### PROBLEM DESCRIPTION
Repeat each entry as written and leave the images out of the copy.
::::
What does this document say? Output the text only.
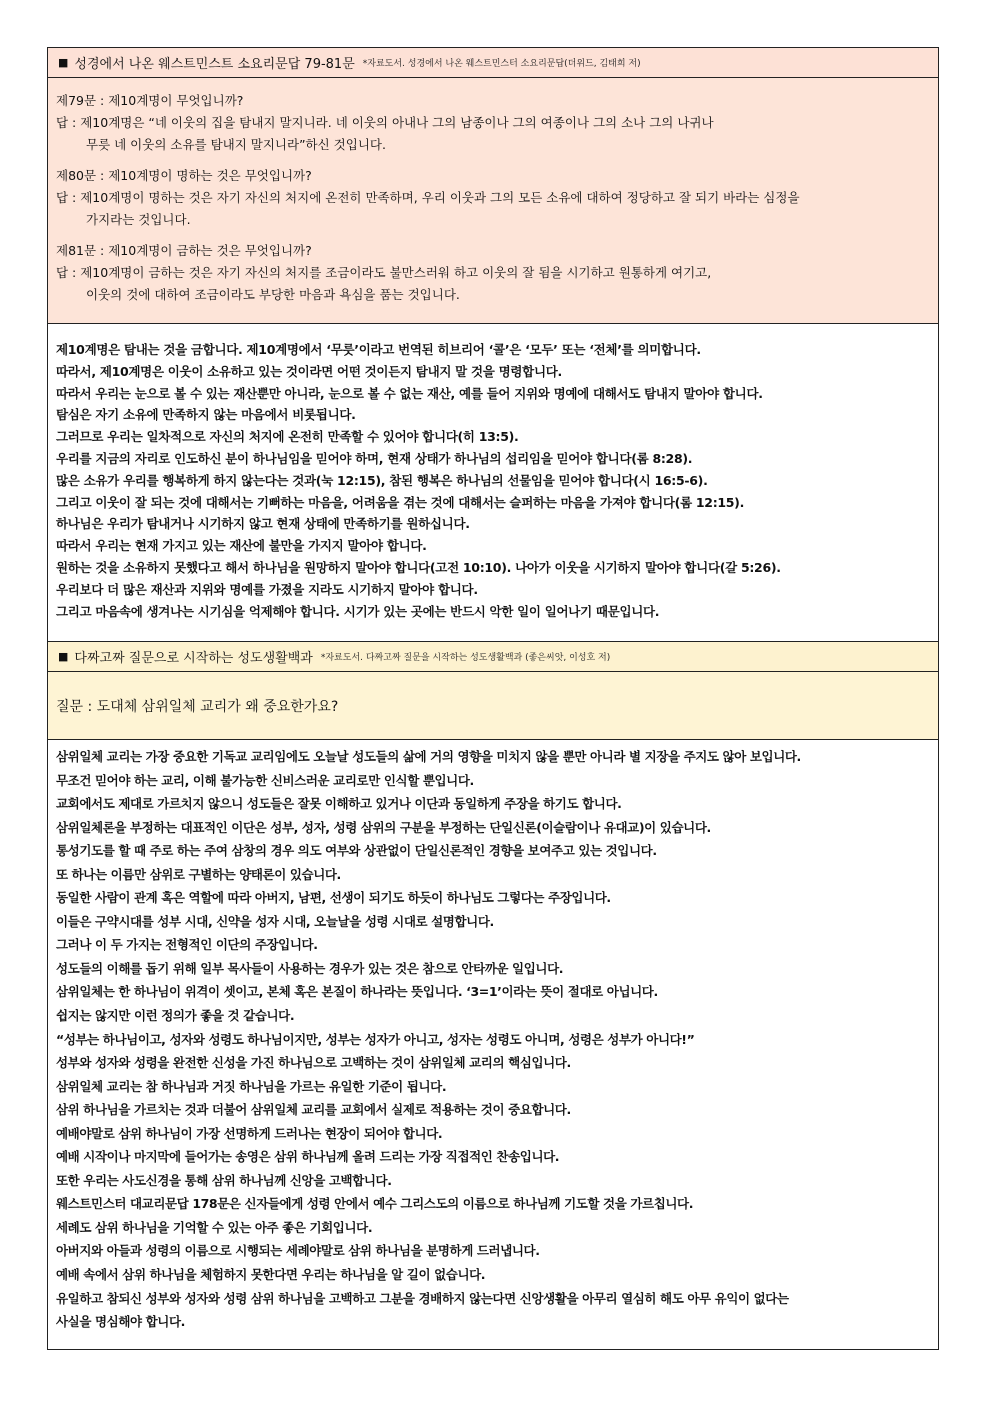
■ 성경에서 나온 웨스트민스트 소요리문답 79-81문 *자료도서. 성경에서 나온 웨스트민스터 소요리문답(더위드, 김태희 저)
제79문 : 제10계명이 무엇입니까?
답 : 제10계명은 “네 이웃의 집을 탐내지 말지니라. 네 이웃의 아내나 그의 남종이나 그의 여종이나 그의 소나 그의 나귀나
무릇 네 이웃의 소유를 탐내지 말지니라”하신 것입니다.
제80문 : 제10계명이 명하는 것은 무엇입니까?
답 : 제10계명이 명하는 것은 자기 자신의 처지에 온전히 만족하며, 우리 이웃과 그의 모든 소유에 대하여 정당하고 잘 되기 바라는 심정을
가지라는 것입니다.
제81문 : 제10계명이 금하는 것은 무엇입니까?
답 : 제10계명이 금하는 것은 자기 자신의 처지를 조금이라도 불만스러워 하고 이웃의 잘 됨을 시기하고 원통하게 여기고,
이웃의 것에 대하여 조금이라도 부당한 마음과 욕심을 품는 것입니다.
제10계명은 탐내는 것을 금합니다. 제10계명에서 ‘무릇’이라고 번역된 히브리어 ‘콜’은 ‘모두’ 또는 ‘전체’를 의미합니다.
따라서, 제10계명은 이웃이 소유하고 있는 것이라면 어떤 것이든지 탐내지 말 것을 명령합니다.
따라서 우리는 눈으로 볼 수 있는 재산뿐만 아니라, 눈으로 볼 수 없는 재산, 예를 들어 지위와 명예에 대해서도 탐내지 말아야 합니다.
탐심은 자기 소유에 만족하지 않는 마음에서 비롯됩니다.
그러므로 우리는 일차적으로 자신의 처지에 온전히 만족할 수 있어야 합니다(히 13:5).
우리를 지금의 자리로 인도하신 분이 하나님임을 믿어야 하며, 현재 상태가 하나님의 섭리임을 믿어야 합니다(롬 8:28).
많은 소유가 우리를 행복하게 하지 않는다는 것과(눅 12:15), 참된 행복은 하나님의 선물임을 믿어야 합니다(시 16:5-6).
그리고 이웃이 잘 되는 것에 대해서는 기뻐하는 마음을, 어려움을 겪는 것에 대해서는 슬퍼하는 마음을 가져야 합니다(롬 12:15).
하나님은 우리가 탐내거나 시기하지 않고 현재 상태에 만족하기를 원하십니다.
따라서 우리는 현재 가지고 있는 재산에 불만을 가지지 말아야 합니다.
원하는 것을 소유하지 못했다고 해서 하나님을 원망하지 말아야 합니다(고전 10:10). 나아가 이웃을 시기하지 말아야 합니다(갈 5:26).
우리보다 더 많은 재산과 지위와 명예를 가졌을 지라도 시기하지 말아야 합니다.
그리고 마음속에 생겨나는 시기심을 억제해야 합니다. 시기가 있는 곳에는 반드시 악한 일이 일어나기 때문입니다.
■ 다짜고짜 질문으로 시작하는 성도생활백과 *자료도서. 다짜고짜 질문을 시작하는 성도생활백과 (좋은씨앗, 이성호 저)
질문 : 도대체 삼위일체 교리가 왜 중요한가요?
삼위일체 교리는 가장 중요한 기독교 교리임에도 오늘날 성도들의 삶에 거의 영향을 미치지 않을 뿐만 아니라 별 지장을 주지도 않아 보입니다.
무조건 믿어야 하는 교리, 이해 불가능한 신비스러운 교리로만 인식할 뿐입니다.
교회에서도 제대로 가르치지 않으니 성도들은 잘못 이해하고 있거나 이단과 동일하게 주장을 하기도 합니다.
삼위일체론을 부정하는 대표적인 이단은 성부, 성자, 성령 삼위의 구분을 부정하는 단일신론(이슬람이나 유대교)이 있습니다.
통성기도를 할 때 주로 하는 주여 삼창의 경우 의도 여부와 상관없이 단일신론적인 경향을 보여주고 있는 것입니다.
또 하나는 이름만 삼위로 구별하는 양태론이 있습니다.
동일한 사람이 관계 혹은 역할에 따라 아버지, 남편, 선생이 되기도 하듯이 하나님도 그렇다는 주장입니다.
이들은 구약시대를 성부 시대, 신약을 성자 시대, 오늘날을 성령 시대로 설명합니다.
그러나 이 두 가지는 전형적인 이단의 주장입니다.
성도들의 이해를 돕기 위해 일부 목사들이 사용하는 경우가 있는 것은 참으로 안타까운 일입니다.
삼위일체는 한 하나님이 위격이 셋이고, 본체 혹은 본질이 하나라는 뜻입니다. ‘3=1’이라는 뜻이 절대로 아닙니다.
쉽지는 않지만 이런 정의가 좋을 것 같습니다.
“성부는 하나님이고, 성자와 성령도 하나님이지만, 성부는 성자가 아니고, 성자는 성령도 아니며, 성령은 성부가 아니다!”
성부와 성자와 성령을 완전한 신성을 가진 하나님으로 고백하는 것이 삼위일체 교리의 핵심입니다.
삼위일체 교리는 참 하나님과 거짓 하나님을 가르는 유일한 기준이 됩니다.
삼위 하나님을 가르치는 것과 더불어 삼위일체 교리를 교회에서 실제로 적용하는 것이 중요합니다.
예배야말로 삼위 하나님이 가장 선명하게 드러나는 현장이 되어야 합니다.
예배 시작이나 마지막에 들어가는 송영은 삼위 하나님께 올려 드리는 가장 직접적인 찬송입니다.
또한 우리는 사도신경을 통해 삼위 하나님께 신앙을 고백합니다.
웨스트민스터 대교리문답 178문은 신자들에게 성령 안에서 예수 그리스도의 이름으로 하나님께 기도할 것을 가르칩니다.
세례도 삼위 하나님을 기억할 수 있는 아주 좋은 기회입니다.
아버지와 아들과 성령의 이름으로 시행되는 세례야말로 삼위 하나님을 분명하게 드러냅니다.
예배 속에서 삼위 하나님을 체험하지 못한다면 우리는 하나님을 알 길이 없습니다.
유일하고 참되신 성부와 성자와 성령 삼위 하나님을 고백하고 그분을 경배하지 않는다면 신앙생활을 아무리 열심히 해도 아무 유익이 없다는
사실을 명심해야 합니다.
::::
### SOLUTION BELOW
What does this document say? Output the text only.
■ 성경에서 나온 웨스트민스트 소요리문답 79-81문 *자료도서. 성경에서 나온 웨스트민스터 소요리문답(더위드, 김태희 저)
제79문 : 제10계명이 무엇입니까?
답 : 제10계명은 “네 이웃의 집을 탐내지 말지니라. 네 이웃의 아내나 그의 남종이나 그의 여종이나 그의 소나 그의 나귀나
무릇 네 이웃의 소유를 탐내지 말지니라”하신 것입니다.
제80문 : 제10계명이 명하는 것은 무엇입니까?
답 : 제10계명이 명하는 것은 자기 자신의 처지에 온전히 만족하며, 우리 이웃과 그의 모든 소유에 대하여 정당하고 잘 되기 바라는 심정을
가지라는 것입니다.
제81문 : 제10계명이 금하는 것은 무엇입니까?
답 : 제10계명이 금하는 것은 자기 자신의 처지를 조금이라도 불만스러워 하고 이웃의 잘 됨을 시기하고 원통하게 여기고,
이웃의 것에 대하여 조금이라도 부당한 마음과 욕심을 품는 것입니다.
제10계명은 탐내는 것을 금합니다. 제10계명에서 ‘무릇’이라고 번역된 히브리어 ‘콜’은 ‘모두’ 또는 ‘전체’를 의미합니다.
따라서, 제10계명은 이웃이 소유하고 있는 것이라면 어떤 것이든지 탐내지 말 것을 명령합니다.
따라서 우리는 눈으로 볼 수 있는 재산뿐만 아니라, 눈으로 볼 수 없는 재산, 예를 들어 지위와 명예에 대해서도 탐내지 말아야 합니다.
탐심은 자기 소유에 만족하지 않는 마음에서 비롯됩니다.
그러므로 우리는 일차적으로 자신의 처지에 온전히 만족할 수 있어야 합니다(히 13:5).
우리를 지금의 자리로 인도하신 분이 하나님임을 믿어야 하며, 현재 상태가 하나님의 섭리임을 믿어야 합니다(롬 8:28).
많은 소유가 우리를 행복하게 하지 않는다는 것과(눅 12:15), 참된 행복은 하나님의 선물임을 믿어야 합니다(시 16:5-6).
그리고 이웃이 잘 되는 것에 대해서는 기뻐하는 마음을, 어려움을 겪는 것에 대해서는 슬퍼하는 마음을 가져야 합니다(롬 12:15).
하나님은 우리가 탐내거나 시기하지 않고 현재 상태에 만족하기를 원하십니다.
따라서 우리는 현재 가지고 있는 재산에 불만을 가지지 말아야 합니다.
원하는 것을 소유하지 못했다고 해서 하나님을 원망하지 말아야 합니다(고전 10:10). 나아가 이웃을 시기하지 말아야 합니다(갈 5:26).
우리보다 더 많은 재산과 지위와 명예를 가졌을 지라도 시기하지 말아야 합니다.
그리고 마음속에 생겨나는 시기심을 억제해야 합니다. 시기가 있는 곳에는 반드시 악한 일이 일어나기 때문입니다.
■ 다짜고짜 질문으로 시작하는 성도생활백과 *자료도서. 다짜고짜 질문을 시작하는 성도생활백과 (좋은씨앗, 이성호 저)
질문 : 도대체 삼위일체 교리가 왜 중요한가요?
삼위일체 교리는 가장 중요한 기독교 교리임에도 오늘날 성도들의 삶에 거의 영향을 미치지 않을 뿐만 아니라 별 지장을 주지도 않아 보입니다.
무조건 믿어야 하는 교리, 이해 불가능한 신비스러운 교리로만 인식할 뿐입니다.
교회에서도 제대로 가르치지 않으니 성도들은 잘못 이해하고 있거나 이단과 동일하게 주장을 하기도 합니다.
삼위일체론을 부정하는 대표적인 이단은 성부, 성자, 성령 삼위의 구분을 부정하는 단일신론(이슬람이나 유대교)이 있습니다.
통성기도를 할 때 주로 하는 주여 삼창의 경우 의도 여부와 상관없이 단일신론적인 경향을 보여주고 있는 것입니다.
또 하나는 이름만 삼위로 구별하는 양태론이 있습니다.
동일한 사람이 관계 혹은 역할에 따라 아버지, 남편, 선생이 되기도 하듯이 하나님도 그렇다는 주장입니다.
이들은 구약시대를 성부 시대, 신약을 성자 시대, 오늘날을 성령 시대로 설명합니다.
그러나 이 두 가지는 전형적인 이단의 주장입니다.
성도들의 이해를 돕기 위해 일부 목사들이 사용하는 경우가 있는 것은 참으로 안타까운 일입니다.
삼위일체는 한 하나님이 위격이 셋이고, 본체 혹은 본질이 하나라는 뜻입니다. ‘3=1’이라는 뜻이 절대로 아닙니다.
쉽지는 않지만 이런 정의가 좋을 것 같습니다.
“성부는 하나님이고, 성자와 성령도 하나님이지만, 성부는 성자가 아니고, 성자는 성령도 아니며, 성령은 성부가 아니다!”
성부와 성자와 성령을 완전한 신성을 가진 하나님으로 고백하는 것이 삼위일체 교리의 핵심입니다.
삼위일체 교리는 참 하나님과 거짓 하나님을 가르는 유일한 기준이 됩니다.
삼위 하나님을 가르치는 것과 더불어 삼위일체 교리를 교회에서 실제로 적용하는 것이 중요합니다.
예배야말로 삼위 하나님이 가장 선명하게 드러나는 현장이 되어야 합니다.
예배 시작이나 마지막에 들어가는 송영은 삼위 하나님께 올려 드리는 가장 직접적인 찬송입니다.
또한 우리는 사도신경을 통해 삼위 하나님께 신앙을 고백합니다.
웨스트민스터 대교리문답 178문은 신자들에게 성령 안에서 예수 그리스도의 이름으로 하나님께 기도할 것을 가르칩니다.
세례도 삼위 하나님을 기억할 수 있는 아주 좋은 기회입니다.
아버지와 아들과 성령의 이름으로 시행되는 세례야말로 삼위 하나님을 분명하게 드러냅니다.
예배 속에서 삼위 하나님을 체험하지 못한다면 우리는 하나님을 알 길이 없습니다.
유일하고 참되신 성부와 성자와 성령 삼위 하나님을 고백하고 그분을 경배하지 않는다면 신앙생활을 아무리 열심히 해도 아무 유익이 없다는
사실을 명심해야 합니다.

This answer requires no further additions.